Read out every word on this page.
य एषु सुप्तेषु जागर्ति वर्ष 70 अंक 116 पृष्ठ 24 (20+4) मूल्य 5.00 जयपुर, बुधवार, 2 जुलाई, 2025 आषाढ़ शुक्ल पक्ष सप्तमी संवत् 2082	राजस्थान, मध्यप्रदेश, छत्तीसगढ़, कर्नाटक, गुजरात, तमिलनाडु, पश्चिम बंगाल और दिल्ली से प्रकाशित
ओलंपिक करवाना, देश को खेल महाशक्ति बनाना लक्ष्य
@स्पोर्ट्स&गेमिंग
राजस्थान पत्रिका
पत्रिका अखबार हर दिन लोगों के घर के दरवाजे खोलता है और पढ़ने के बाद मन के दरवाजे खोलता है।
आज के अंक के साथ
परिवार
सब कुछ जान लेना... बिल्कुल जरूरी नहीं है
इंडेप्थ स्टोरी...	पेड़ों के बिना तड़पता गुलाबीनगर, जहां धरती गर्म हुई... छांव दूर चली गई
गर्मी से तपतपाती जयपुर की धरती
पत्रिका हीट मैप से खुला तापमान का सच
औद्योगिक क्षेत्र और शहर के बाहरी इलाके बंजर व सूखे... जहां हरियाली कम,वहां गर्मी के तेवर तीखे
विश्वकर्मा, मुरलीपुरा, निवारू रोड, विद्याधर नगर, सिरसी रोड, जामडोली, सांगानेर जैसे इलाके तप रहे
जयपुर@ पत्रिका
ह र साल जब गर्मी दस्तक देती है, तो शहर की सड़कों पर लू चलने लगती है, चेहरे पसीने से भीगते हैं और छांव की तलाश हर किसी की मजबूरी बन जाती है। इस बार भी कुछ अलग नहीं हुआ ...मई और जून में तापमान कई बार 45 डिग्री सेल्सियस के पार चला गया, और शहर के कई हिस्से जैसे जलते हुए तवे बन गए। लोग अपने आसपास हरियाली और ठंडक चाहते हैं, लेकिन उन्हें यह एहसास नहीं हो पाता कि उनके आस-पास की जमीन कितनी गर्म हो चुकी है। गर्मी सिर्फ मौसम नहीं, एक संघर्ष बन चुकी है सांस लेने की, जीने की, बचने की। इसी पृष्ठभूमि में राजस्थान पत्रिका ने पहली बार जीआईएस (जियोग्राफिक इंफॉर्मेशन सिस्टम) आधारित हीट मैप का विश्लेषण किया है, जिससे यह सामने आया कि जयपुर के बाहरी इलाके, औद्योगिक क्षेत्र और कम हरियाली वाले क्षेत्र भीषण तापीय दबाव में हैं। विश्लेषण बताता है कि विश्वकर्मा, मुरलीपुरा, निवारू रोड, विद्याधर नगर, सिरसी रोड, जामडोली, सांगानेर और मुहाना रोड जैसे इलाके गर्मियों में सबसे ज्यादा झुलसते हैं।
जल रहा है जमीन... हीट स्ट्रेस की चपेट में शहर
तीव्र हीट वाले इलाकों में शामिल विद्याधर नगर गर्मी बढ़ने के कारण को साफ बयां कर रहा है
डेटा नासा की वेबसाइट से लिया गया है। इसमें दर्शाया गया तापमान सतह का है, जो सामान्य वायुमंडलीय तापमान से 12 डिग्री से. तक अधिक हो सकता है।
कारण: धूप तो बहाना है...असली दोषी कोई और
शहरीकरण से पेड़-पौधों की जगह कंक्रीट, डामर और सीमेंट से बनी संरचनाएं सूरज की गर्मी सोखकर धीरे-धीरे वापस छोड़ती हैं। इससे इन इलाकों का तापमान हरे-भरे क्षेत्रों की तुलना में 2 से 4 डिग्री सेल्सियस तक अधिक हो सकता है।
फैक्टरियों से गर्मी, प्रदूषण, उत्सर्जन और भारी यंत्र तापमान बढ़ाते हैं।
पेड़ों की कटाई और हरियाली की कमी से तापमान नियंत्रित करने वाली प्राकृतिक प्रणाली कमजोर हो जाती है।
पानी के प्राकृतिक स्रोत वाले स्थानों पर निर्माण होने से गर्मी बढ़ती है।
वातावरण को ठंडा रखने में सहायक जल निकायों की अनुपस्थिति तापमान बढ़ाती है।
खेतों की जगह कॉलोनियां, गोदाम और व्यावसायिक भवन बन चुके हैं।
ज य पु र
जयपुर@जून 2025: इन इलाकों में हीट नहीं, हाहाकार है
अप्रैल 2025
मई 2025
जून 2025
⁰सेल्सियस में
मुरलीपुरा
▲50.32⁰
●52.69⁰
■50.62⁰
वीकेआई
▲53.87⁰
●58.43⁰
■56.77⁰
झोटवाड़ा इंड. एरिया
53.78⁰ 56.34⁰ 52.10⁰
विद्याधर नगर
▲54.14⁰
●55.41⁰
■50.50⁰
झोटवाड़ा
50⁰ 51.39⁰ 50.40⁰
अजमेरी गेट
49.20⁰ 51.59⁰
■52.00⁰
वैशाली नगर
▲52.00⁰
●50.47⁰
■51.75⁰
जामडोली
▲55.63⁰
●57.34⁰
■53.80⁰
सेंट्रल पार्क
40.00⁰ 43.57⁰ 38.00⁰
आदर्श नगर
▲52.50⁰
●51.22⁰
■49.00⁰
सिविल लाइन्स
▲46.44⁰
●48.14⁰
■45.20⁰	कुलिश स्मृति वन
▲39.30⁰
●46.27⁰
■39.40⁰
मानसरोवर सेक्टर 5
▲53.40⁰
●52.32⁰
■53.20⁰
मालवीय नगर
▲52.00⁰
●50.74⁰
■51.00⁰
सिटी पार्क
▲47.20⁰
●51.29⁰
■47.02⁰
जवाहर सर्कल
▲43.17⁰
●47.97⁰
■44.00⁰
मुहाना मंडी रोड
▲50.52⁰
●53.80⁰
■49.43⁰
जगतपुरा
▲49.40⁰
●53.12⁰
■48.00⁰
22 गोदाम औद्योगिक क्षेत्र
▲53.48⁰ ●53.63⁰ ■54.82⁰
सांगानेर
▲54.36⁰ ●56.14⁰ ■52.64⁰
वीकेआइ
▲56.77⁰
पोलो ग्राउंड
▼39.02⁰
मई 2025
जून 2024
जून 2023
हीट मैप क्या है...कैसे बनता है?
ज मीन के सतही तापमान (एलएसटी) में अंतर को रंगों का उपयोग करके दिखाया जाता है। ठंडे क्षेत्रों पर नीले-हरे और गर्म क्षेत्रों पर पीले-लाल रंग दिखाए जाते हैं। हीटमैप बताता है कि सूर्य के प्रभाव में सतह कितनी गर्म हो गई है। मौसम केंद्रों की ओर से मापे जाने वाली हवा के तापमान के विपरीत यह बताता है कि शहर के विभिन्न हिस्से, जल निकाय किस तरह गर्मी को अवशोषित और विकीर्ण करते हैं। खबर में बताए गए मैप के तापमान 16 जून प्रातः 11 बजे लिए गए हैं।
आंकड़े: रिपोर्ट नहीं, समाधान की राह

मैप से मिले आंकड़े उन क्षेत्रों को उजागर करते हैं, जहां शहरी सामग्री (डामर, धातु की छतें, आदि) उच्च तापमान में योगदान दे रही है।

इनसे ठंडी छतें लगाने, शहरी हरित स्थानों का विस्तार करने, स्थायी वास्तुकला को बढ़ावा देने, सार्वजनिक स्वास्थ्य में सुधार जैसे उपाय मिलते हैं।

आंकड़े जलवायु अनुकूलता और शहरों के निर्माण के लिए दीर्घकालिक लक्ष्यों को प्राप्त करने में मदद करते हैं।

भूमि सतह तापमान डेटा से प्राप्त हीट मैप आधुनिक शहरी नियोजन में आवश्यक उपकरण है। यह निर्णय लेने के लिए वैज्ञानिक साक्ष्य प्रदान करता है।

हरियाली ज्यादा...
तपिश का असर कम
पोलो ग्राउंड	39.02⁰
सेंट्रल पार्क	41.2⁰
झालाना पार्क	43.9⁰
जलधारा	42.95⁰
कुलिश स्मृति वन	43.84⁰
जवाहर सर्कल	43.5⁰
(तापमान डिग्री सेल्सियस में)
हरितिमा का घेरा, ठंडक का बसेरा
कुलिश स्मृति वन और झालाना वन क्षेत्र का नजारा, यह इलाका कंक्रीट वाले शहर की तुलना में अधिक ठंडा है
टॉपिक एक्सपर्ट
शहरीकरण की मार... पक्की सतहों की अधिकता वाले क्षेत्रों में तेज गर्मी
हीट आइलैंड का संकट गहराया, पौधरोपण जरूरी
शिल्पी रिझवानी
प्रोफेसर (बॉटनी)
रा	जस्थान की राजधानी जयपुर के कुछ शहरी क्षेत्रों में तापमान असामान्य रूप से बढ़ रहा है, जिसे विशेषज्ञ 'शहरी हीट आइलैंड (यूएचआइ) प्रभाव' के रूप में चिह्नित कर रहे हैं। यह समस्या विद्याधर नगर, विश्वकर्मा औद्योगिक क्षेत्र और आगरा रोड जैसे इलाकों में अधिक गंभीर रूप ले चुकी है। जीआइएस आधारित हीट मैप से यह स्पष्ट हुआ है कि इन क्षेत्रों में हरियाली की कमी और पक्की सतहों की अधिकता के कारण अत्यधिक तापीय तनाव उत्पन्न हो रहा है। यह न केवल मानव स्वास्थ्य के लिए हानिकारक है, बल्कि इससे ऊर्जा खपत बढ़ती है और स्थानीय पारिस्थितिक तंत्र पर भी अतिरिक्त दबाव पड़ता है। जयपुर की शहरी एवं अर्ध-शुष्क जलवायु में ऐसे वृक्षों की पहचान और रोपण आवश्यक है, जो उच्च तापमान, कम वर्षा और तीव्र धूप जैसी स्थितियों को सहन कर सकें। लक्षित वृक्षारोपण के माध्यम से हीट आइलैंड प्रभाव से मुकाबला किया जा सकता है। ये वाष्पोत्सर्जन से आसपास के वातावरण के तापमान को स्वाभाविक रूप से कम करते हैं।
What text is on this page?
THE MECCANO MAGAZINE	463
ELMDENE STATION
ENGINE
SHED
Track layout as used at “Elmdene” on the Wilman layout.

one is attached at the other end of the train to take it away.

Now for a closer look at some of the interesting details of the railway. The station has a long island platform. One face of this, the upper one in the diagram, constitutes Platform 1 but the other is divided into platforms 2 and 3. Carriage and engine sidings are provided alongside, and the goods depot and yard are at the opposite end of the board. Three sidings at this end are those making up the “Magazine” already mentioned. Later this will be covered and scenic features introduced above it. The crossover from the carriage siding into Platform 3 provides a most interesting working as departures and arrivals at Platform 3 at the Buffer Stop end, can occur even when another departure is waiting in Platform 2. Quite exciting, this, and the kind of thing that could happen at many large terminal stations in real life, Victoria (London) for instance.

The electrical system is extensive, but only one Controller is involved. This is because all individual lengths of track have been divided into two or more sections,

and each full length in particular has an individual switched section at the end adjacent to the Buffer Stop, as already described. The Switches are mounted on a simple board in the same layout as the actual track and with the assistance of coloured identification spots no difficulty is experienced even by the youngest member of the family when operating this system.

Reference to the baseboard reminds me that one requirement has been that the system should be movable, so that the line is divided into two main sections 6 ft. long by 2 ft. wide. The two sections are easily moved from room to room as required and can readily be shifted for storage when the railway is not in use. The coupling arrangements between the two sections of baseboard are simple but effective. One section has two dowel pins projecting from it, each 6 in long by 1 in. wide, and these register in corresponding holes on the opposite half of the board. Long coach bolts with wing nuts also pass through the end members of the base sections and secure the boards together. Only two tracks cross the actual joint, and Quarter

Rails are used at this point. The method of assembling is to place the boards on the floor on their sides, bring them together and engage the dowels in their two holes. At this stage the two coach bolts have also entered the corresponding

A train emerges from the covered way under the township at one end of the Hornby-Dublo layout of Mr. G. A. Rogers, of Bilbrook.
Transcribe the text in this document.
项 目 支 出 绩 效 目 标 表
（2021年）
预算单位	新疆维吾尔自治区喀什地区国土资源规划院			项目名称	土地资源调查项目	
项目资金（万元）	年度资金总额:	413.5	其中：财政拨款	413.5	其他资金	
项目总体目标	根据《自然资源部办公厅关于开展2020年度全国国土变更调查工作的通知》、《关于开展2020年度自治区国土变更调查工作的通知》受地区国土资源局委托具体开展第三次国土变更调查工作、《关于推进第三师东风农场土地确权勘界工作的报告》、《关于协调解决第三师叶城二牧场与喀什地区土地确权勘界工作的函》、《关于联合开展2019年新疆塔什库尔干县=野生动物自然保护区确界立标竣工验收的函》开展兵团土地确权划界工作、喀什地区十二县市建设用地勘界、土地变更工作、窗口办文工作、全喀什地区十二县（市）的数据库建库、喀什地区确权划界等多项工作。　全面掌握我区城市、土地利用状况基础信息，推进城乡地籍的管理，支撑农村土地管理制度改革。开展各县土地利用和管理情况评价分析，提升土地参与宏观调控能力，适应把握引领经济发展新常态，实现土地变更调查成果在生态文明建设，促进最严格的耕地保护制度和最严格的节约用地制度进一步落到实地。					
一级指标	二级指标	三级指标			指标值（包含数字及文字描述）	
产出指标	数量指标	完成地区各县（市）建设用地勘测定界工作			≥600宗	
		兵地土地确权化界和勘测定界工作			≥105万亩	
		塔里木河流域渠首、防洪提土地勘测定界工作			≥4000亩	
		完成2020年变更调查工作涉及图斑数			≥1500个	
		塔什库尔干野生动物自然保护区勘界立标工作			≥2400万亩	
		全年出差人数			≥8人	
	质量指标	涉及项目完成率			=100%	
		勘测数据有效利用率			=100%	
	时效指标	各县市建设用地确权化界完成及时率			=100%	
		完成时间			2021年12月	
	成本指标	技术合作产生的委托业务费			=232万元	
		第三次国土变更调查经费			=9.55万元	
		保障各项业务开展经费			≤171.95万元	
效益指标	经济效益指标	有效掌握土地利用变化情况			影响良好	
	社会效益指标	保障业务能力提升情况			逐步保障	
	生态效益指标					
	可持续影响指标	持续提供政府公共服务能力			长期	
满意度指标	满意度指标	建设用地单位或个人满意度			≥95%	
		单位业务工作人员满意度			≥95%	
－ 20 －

-=-=-

■ **WHAT IS BEING ASKED**
Which lines of the data above contain "sections"? Copy each one.

■ **FINAL RESULT**
The electrical system is extensive, but only one Controller is involved. This is because all individual lengths of track have been divided into two or more sections,
Reference to the baseboard reminds me that one requirement has been that the system should be movable, so that the line is divided into two main sections 6 ft. long by 2 ft. wide. The two sections are easily moved from room to room as required and can readily be shifted for storage when the railway is not in use. The coupling arrangements between the two sections of baseboard are simple but effective. One section has two dowel pins projecting from it, each 6 in long by 1 in. wide, and these register in corresponding holes on the opposite half of the board. Long coach bolts with wing nuts also pass through the end members of the base sections and secure the boards together. Only two tracks cross the actual joint, and Quarter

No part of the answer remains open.